- **Written instruction**: Show every line where "Inhibitors" occurs.

- **Data extract**:

◆ ◆ ◆

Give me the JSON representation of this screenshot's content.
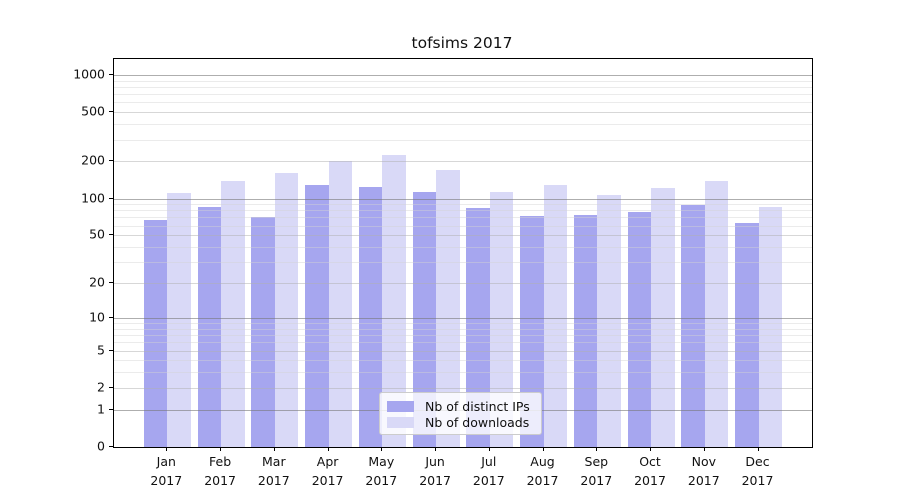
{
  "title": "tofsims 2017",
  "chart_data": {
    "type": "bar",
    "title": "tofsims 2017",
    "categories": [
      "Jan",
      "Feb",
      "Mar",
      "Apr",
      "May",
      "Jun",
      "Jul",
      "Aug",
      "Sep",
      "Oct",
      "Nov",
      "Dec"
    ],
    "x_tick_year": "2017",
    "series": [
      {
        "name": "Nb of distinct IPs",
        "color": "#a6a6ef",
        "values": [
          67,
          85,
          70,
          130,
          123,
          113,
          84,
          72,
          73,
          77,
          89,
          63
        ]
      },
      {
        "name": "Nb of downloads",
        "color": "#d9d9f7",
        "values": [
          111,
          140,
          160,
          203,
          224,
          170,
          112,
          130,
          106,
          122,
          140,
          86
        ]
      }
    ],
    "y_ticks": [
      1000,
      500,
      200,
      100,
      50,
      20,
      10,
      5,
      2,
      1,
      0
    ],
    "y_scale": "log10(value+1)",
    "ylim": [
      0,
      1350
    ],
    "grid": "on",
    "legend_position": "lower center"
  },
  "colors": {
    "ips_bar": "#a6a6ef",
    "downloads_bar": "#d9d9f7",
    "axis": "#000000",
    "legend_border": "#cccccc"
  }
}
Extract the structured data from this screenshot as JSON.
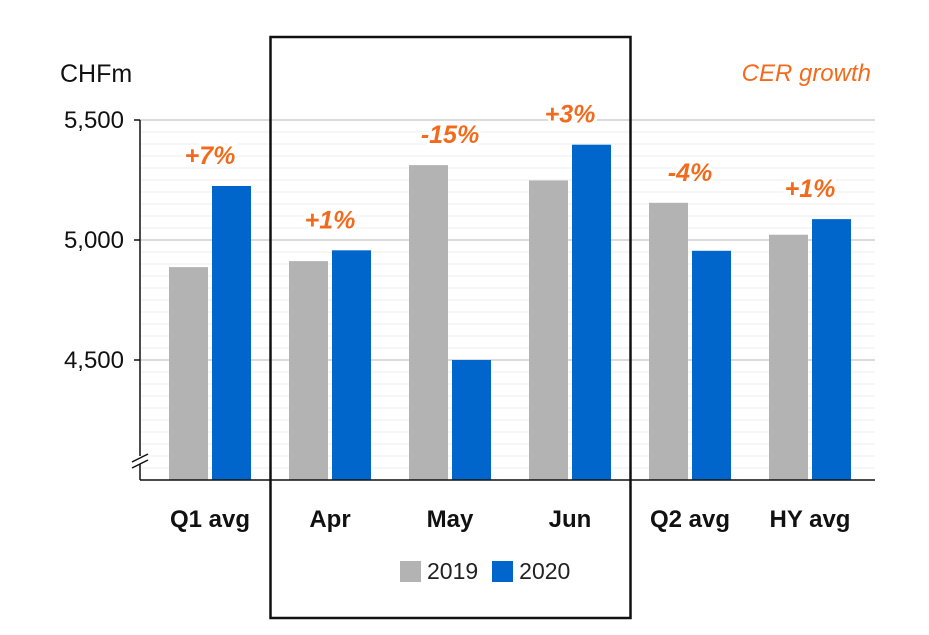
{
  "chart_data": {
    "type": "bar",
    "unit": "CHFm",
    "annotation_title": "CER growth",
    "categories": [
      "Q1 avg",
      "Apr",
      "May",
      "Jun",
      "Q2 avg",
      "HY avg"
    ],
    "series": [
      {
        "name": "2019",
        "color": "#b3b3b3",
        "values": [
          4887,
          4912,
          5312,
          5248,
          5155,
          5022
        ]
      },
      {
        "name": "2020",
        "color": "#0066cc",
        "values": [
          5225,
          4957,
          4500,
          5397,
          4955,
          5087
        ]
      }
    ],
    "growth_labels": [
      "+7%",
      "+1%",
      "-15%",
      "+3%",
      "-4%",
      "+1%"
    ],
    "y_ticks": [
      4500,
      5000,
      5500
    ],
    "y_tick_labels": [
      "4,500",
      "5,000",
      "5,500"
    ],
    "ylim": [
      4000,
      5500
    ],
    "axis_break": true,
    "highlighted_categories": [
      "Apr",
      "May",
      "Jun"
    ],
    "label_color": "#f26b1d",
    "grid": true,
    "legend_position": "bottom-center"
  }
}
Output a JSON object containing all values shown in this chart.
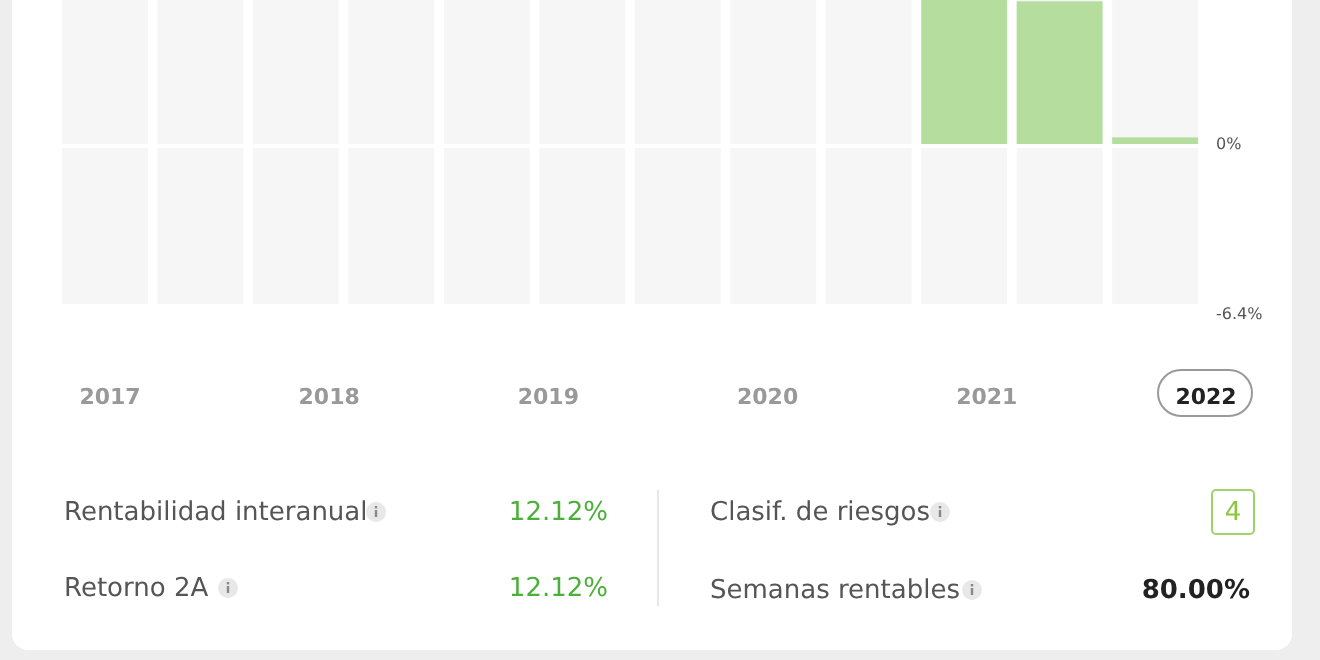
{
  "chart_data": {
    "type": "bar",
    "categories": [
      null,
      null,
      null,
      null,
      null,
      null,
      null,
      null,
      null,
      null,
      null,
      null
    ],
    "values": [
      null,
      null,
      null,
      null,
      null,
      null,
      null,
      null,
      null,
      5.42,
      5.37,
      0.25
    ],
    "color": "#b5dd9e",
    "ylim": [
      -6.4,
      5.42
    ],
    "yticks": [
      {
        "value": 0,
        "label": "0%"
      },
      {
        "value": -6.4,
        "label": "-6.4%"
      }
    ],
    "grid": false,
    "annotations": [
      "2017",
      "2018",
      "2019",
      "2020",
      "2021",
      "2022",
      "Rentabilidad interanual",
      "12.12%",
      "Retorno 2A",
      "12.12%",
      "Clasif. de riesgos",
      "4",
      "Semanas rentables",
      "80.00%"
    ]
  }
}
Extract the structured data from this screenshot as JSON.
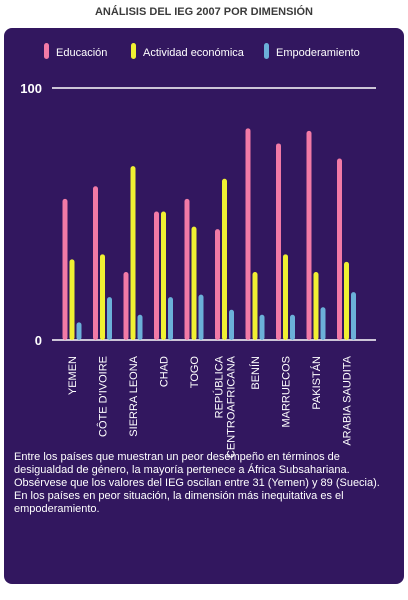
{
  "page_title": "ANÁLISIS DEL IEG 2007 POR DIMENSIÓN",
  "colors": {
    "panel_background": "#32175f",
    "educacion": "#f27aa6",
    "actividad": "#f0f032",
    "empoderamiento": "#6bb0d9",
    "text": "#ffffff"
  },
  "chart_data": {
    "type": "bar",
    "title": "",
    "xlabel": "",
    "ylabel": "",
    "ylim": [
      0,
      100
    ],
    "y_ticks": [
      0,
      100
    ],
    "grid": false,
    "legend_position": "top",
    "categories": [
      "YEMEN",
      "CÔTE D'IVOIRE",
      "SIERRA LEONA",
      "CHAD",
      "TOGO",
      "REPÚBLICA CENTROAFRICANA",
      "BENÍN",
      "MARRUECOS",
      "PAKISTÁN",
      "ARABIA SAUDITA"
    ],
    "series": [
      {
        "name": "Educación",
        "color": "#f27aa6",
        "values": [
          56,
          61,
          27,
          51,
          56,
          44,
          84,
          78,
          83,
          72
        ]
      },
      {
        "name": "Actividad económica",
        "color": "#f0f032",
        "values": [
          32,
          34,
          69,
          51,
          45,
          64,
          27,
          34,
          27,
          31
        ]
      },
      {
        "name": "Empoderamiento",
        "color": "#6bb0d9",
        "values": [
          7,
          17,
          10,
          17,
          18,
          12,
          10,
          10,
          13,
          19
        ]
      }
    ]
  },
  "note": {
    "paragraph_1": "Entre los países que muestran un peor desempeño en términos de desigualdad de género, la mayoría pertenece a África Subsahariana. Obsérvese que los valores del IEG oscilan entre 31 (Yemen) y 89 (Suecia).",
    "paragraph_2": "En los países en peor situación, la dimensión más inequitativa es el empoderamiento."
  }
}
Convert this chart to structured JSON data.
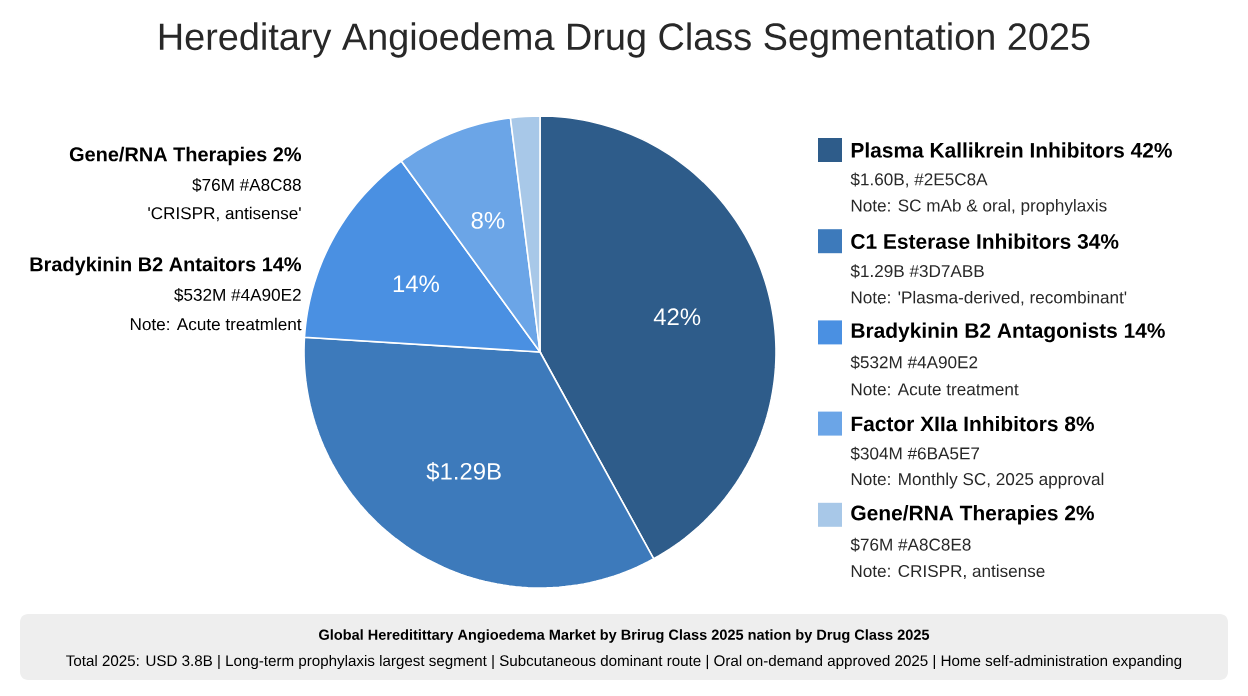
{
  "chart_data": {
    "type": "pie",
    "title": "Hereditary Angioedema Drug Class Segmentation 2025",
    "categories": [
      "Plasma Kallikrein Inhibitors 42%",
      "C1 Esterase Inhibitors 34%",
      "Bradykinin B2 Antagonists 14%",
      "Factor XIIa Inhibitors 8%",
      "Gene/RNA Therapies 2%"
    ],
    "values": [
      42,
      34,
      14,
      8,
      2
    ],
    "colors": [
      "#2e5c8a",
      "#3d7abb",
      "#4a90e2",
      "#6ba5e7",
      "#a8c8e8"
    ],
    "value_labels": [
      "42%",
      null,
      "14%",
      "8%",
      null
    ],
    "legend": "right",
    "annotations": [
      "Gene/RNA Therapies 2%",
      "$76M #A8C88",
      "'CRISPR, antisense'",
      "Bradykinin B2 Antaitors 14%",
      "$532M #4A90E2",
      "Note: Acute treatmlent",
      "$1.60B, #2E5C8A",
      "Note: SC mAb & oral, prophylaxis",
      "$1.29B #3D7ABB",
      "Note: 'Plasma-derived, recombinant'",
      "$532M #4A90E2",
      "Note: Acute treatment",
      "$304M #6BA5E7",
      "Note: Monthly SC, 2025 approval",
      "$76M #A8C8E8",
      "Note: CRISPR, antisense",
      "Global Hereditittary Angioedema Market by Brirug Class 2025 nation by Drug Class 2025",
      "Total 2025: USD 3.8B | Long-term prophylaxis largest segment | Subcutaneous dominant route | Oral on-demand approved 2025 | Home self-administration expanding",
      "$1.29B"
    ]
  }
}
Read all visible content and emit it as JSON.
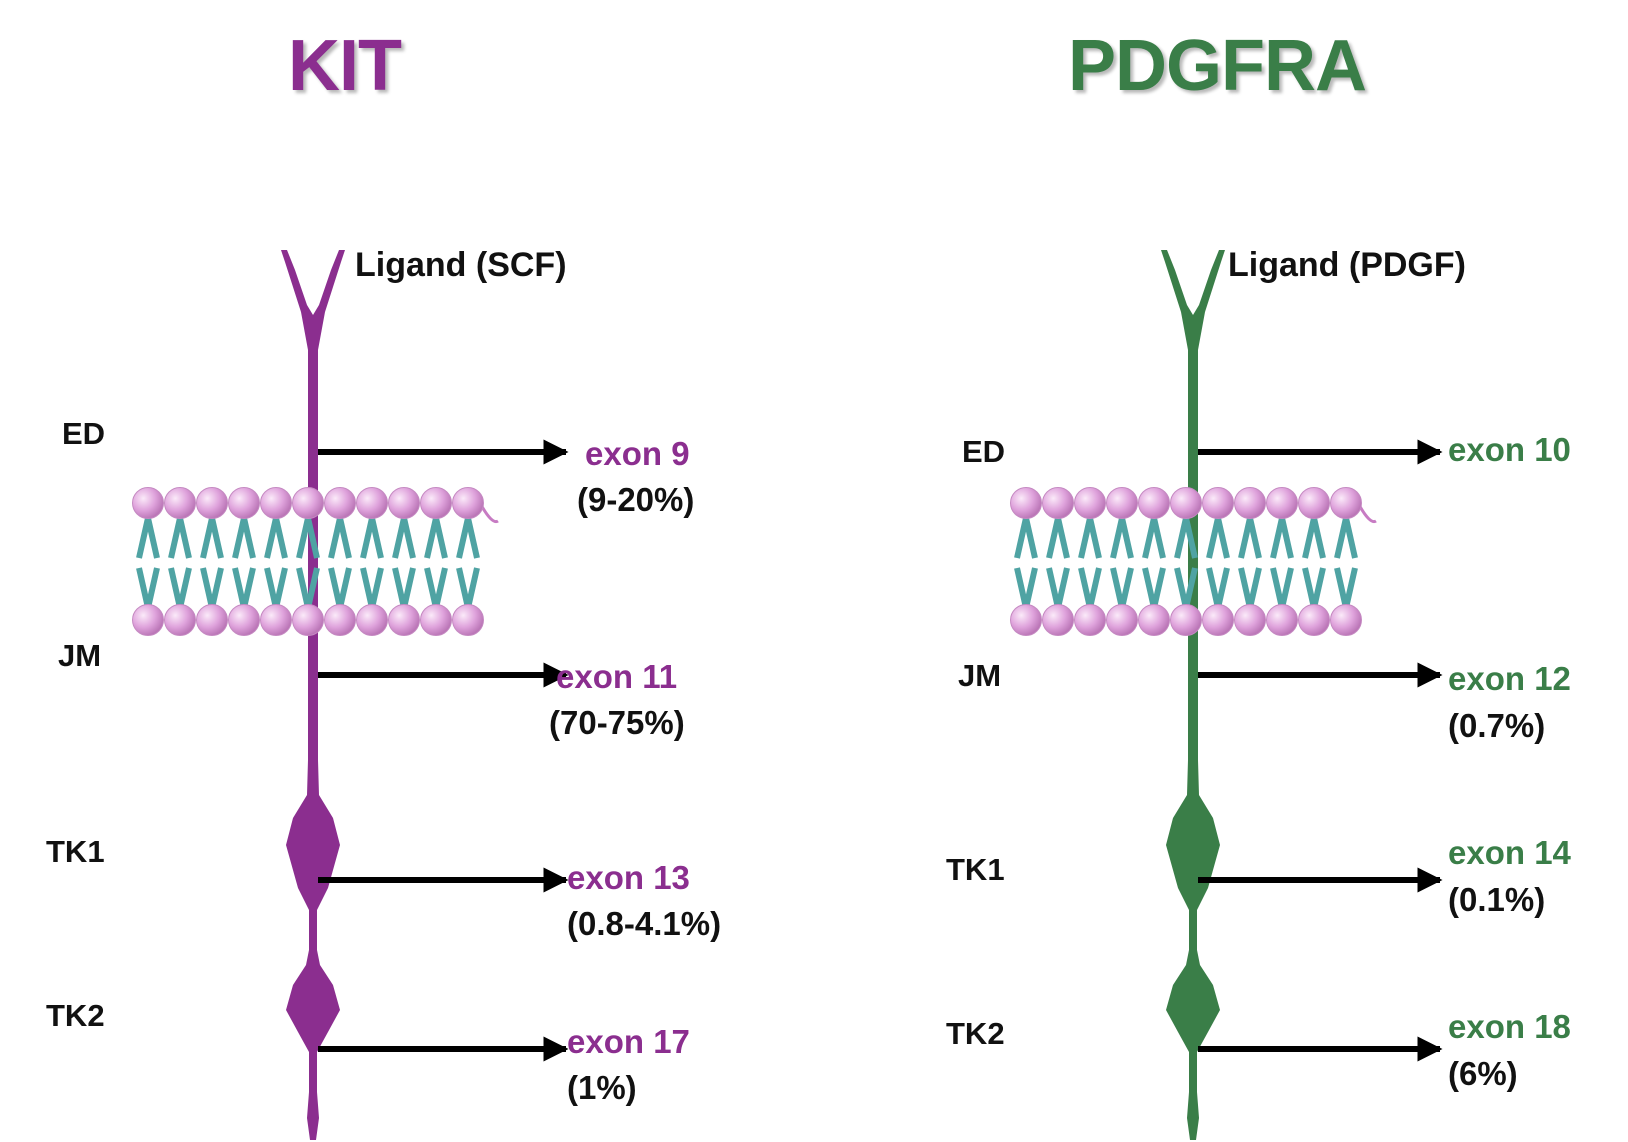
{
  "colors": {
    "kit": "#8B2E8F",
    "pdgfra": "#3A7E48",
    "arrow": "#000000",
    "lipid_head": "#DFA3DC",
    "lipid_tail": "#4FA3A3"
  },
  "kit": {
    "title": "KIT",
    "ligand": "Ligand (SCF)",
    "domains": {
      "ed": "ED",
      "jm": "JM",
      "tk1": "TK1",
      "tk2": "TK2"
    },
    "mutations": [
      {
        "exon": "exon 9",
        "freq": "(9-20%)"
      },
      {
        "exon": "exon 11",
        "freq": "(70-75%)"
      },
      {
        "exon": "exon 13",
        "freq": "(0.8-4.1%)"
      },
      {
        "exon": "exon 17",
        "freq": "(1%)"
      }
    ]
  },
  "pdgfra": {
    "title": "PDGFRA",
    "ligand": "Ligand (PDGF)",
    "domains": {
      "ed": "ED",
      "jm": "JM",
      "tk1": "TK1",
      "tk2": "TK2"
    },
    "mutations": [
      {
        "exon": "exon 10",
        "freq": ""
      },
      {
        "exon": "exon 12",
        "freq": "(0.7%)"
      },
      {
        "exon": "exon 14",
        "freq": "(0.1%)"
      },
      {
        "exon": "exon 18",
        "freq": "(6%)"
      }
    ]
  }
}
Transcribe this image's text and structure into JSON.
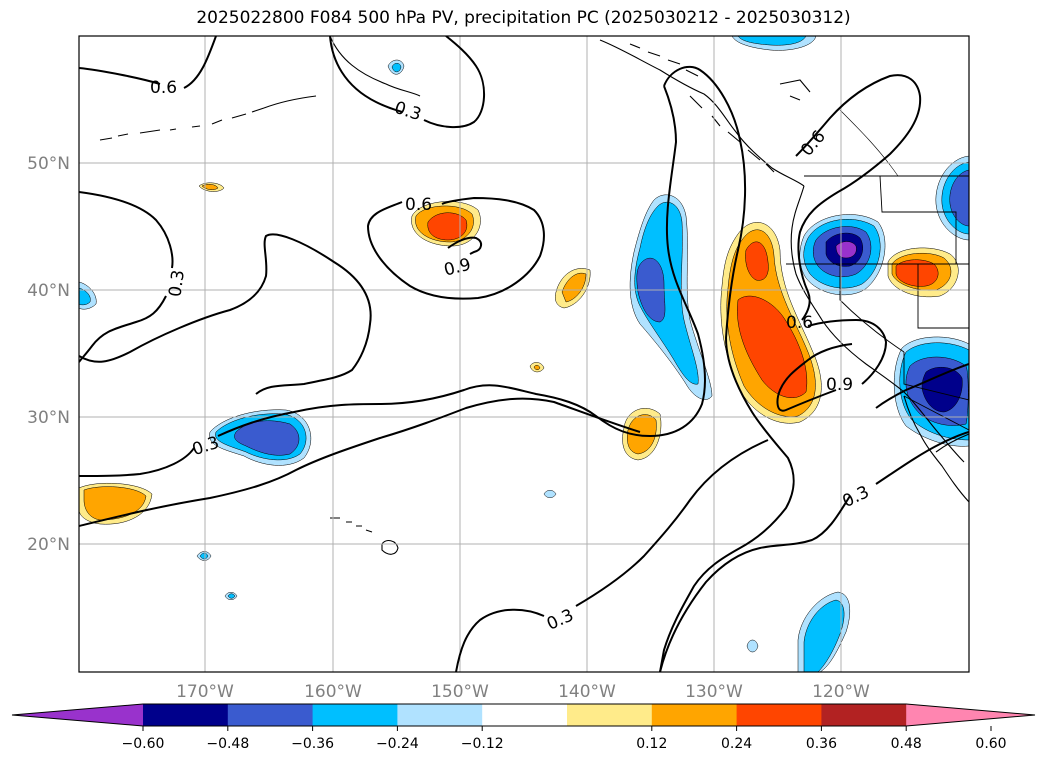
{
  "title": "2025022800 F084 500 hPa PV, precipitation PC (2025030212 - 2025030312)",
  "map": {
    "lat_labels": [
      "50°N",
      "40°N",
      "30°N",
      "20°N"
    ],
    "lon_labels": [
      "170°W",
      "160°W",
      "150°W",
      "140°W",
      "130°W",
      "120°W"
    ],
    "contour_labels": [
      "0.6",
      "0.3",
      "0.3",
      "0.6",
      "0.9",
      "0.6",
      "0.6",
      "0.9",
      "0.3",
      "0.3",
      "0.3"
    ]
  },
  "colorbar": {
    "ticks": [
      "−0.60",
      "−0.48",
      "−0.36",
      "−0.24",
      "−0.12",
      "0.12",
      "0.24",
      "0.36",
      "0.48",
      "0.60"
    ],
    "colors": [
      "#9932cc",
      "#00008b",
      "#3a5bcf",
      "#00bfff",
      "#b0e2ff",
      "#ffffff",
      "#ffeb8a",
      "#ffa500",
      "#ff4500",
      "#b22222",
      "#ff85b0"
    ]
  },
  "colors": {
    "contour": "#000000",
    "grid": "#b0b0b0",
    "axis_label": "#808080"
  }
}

◆ ◆ ◆

- **Response below**:
      "Plasma Kallikrein Inhibitors 42%",
      "C1 Esterase Inhibitors 34%",
      "Factor XIIa Inhibitors 8%",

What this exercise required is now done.